§ Goal
Copy every line in the records below that contains the word "JSON".

● ● ● ● ● ● ●

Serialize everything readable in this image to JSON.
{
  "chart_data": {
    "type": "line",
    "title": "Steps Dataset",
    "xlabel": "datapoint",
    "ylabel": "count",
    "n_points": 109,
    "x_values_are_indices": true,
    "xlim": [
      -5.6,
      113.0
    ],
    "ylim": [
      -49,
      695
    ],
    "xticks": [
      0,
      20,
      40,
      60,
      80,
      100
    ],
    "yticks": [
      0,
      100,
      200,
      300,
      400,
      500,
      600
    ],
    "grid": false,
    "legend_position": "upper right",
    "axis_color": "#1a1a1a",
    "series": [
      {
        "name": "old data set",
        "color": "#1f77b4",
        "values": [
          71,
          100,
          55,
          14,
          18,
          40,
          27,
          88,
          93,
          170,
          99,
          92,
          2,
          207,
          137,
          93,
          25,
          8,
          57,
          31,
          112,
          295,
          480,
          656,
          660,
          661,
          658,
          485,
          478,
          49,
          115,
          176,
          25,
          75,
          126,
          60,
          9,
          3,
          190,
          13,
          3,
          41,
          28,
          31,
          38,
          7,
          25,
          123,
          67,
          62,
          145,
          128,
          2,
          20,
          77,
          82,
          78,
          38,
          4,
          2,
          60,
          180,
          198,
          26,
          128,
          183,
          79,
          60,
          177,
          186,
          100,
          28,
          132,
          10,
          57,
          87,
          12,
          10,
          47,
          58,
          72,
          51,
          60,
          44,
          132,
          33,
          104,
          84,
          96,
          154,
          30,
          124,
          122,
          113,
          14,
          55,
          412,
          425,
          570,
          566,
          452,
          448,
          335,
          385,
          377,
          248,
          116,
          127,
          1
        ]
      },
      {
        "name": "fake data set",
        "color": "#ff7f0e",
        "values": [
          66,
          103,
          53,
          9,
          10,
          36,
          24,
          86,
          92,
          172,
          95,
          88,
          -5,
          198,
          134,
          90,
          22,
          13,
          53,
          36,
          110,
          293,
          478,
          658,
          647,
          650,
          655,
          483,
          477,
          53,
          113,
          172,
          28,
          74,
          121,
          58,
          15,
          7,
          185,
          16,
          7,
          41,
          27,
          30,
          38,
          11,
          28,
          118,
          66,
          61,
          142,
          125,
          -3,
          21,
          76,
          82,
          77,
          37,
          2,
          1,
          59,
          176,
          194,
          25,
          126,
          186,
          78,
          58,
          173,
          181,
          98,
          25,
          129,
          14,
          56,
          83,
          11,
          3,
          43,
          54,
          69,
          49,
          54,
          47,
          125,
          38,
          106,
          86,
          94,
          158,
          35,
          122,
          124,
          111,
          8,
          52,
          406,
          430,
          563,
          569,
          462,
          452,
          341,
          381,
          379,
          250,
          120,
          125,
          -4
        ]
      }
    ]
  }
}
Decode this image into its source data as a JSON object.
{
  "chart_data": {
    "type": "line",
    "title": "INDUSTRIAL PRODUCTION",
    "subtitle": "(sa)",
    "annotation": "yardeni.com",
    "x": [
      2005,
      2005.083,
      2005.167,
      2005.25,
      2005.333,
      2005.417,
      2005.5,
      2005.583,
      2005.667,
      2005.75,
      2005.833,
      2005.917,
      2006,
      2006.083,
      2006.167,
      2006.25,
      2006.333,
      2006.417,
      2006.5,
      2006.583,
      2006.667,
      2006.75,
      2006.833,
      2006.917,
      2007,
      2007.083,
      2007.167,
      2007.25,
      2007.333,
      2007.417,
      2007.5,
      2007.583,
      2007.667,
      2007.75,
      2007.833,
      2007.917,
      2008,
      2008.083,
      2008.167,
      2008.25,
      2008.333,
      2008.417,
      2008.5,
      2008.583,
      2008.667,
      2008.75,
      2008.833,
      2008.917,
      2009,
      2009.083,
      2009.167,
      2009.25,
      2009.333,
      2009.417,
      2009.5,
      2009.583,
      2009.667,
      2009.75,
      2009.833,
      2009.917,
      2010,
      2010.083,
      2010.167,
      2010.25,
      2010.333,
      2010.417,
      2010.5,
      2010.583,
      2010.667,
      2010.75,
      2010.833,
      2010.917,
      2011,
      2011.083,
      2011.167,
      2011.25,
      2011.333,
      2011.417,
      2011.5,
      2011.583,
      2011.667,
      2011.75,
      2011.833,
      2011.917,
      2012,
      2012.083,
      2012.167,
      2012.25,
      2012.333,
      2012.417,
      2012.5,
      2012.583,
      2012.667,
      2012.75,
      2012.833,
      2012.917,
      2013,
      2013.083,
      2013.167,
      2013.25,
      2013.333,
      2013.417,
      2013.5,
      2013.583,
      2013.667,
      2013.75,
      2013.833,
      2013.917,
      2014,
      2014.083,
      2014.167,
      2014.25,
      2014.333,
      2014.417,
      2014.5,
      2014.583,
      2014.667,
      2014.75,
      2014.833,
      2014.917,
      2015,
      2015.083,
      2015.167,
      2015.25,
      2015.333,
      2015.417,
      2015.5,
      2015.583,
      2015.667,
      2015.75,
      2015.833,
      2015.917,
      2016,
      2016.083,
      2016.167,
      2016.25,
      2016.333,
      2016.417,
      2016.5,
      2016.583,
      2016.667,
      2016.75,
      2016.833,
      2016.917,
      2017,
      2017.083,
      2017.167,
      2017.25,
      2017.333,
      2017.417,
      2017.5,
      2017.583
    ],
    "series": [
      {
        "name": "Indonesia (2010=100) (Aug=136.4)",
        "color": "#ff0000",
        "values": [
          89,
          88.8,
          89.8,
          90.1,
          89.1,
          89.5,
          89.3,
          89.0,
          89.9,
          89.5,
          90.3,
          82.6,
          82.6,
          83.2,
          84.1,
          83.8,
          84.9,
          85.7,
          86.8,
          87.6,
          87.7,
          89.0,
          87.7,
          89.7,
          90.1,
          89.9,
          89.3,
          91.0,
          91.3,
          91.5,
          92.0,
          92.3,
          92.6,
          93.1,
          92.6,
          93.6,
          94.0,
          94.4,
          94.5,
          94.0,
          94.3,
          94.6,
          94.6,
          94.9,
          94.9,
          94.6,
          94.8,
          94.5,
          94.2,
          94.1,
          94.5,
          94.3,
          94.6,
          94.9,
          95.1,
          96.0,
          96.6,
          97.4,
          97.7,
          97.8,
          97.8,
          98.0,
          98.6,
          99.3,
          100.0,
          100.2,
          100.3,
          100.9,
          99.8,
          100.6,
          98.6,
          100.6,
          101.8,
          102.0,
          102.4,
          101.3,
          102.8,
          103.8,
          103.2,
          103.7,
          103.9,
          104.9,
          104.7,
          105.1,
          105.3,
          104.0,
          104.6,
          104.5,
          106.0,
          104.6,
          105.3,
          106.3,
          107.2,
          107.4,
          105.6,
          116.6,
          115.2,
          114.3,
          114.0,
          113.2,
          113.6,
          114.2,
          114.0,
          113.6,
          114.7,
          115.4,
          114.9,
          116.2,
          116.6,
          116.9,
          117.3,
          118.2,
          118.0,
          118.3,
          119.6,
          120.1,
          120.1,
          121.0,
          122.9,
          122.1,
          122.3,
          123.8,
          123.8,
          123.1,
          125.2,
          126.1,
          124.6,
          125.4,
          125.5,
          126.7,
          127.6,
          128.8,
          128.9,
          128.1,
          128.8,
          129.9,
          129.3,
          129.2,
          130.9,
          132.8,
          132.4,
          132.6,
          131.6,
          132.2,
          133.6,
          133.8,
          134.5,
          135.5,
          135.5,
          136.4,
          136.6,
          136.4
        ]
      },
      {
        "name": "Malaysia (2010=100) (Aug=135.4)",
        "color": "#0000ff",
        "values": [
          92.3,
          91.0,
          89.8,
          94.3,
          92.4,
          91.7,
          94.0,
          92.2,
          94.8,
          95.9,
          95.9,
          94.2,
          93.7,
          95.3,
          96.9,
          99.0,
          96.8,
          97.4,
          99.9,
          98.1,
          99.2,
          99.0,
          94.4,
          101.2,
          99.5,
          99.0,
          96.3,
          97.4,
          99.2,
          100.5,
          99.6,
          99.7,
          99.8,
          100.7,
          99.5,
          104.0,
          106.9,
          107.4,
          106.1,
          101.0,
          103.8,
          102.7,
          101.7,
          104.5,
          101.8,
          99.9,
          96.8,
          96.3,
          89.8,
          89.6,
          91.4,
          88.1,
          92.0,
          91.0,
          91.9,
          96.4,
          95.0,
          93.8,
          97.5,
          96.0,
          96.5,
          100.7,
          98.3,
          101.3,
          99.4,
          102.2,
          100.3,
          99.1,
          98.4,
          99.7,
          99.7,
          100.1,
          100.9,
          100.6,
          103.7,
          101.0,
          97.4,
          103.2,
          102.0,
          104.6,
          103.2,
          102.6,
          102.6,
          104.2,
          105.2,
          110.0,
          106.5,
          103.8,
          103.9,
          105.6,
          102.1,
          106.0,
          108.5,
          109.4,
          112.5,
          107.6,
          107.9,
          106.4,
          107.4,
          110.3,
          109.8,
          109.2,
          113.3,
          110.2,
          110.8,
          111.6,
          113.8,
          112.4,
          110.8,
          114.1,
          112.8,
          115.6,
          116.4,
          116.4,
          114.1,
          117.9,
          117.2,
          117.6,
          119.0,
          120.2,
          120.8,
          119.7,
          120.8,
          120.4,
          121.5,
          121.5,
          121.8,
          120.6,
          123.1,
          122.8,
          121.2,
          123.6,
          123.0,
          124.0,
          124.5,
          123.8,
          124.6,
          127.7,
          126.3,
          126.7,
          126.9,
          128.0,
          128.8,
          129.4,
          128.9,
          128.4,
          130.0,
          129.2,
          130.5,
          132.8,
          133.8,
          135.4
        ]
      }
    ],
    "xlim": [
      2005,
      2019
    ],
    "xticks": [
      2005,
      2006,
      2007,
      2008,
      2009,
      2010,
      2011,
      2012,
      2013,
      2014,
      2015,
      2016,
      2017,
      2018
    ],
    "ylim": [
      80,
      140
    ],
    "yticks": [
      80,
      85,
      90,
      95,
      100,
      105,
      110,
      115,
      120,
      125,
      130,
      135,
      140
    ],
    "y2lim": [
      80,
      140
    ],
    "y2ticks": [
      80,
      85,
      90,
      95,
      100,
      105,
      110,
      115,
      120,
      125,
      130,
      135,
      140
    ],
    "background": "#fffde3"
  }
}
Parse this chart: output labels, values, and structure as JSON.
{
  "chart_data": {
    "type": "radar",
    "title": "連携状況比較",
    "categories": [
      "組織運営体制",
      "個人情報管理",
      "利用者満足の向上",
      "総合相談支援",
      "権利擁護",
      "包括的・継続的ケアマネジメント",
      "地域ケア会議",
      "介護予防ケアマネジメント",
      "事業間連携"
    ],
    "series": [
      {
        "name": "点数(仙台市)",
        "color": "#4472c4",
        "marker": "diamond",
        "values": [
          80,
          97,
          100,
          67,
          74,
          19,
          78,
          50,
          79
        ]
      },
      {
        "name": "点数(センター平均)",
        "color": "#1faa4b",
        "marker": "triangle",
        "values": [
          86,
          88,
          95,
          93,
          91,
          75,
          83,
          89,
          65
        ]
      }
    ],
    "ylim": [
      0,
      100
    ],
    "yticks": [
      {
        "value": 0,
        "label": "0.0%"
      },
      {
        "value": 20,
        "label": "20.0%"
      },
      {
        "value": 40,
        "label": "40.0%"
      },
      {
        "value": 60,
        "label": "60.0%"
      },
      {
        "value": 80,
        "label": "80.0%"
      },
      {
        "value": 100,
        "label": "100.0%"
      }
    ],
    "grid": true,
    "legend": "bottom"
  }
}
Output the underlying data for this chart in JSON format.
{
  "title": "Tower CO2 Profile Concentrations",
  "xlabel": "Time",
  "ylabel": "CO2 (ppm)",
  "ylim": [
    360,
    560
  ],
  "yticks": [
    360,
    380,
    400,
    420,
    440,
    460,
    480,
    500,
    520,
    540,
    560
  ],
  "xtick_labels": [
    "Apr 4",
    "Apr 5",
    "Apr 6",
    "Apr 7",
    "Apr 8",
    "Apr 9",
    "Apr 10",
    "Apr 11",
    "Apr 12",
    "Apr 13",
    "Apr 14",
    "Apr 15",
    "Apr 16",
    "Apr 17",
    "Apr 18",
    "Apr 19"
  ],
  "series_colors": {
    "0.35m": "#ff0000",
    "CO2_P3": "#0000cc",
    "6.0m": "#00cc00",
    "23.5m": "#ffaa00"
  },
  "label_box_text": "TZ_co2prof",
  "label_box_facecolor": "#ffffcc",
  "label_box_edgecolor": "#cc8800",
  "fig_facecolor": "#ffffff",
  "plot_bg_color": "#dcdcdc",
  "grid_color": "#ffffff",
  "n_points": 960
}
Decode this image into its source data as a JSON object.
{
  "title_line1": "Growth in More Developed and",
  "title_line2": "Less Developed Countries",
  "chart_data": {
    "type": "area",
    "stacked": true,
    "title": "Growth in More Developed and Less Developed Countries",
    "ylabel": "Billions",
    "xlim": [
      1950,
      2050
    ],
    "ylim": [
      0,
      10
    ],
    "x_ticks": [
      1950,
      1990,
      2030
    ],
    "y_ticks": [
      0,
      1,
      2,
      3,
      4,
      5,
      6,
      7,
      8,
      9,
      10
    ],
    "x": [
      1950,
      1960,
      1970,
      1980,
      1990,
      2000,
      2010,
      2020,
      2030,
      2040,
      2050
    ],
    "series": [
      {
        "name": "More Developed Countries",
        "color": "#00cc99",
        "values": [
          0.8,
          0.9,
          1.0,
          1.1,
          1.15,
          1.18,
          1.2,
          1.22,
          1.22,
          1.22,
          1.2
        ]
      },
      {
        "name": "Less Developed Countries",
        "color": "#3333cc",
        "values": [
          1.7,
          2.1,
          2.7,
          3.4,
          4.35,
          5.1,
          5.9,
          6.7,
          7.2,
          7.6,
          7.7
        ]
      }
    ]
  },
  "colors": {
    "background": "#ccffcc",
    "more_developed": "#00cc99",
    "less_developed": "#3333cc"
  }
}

● ● ● ● ● ● ●

§ Answer below
Serialize everything readable in this image to JSON.
Decode this image into its source data as a JSON object.
Parse this chart: output labels, values, and structure as JSON.
Output the underlying data for this chart in JSON format.
Decode this image into its source data as a JSON object.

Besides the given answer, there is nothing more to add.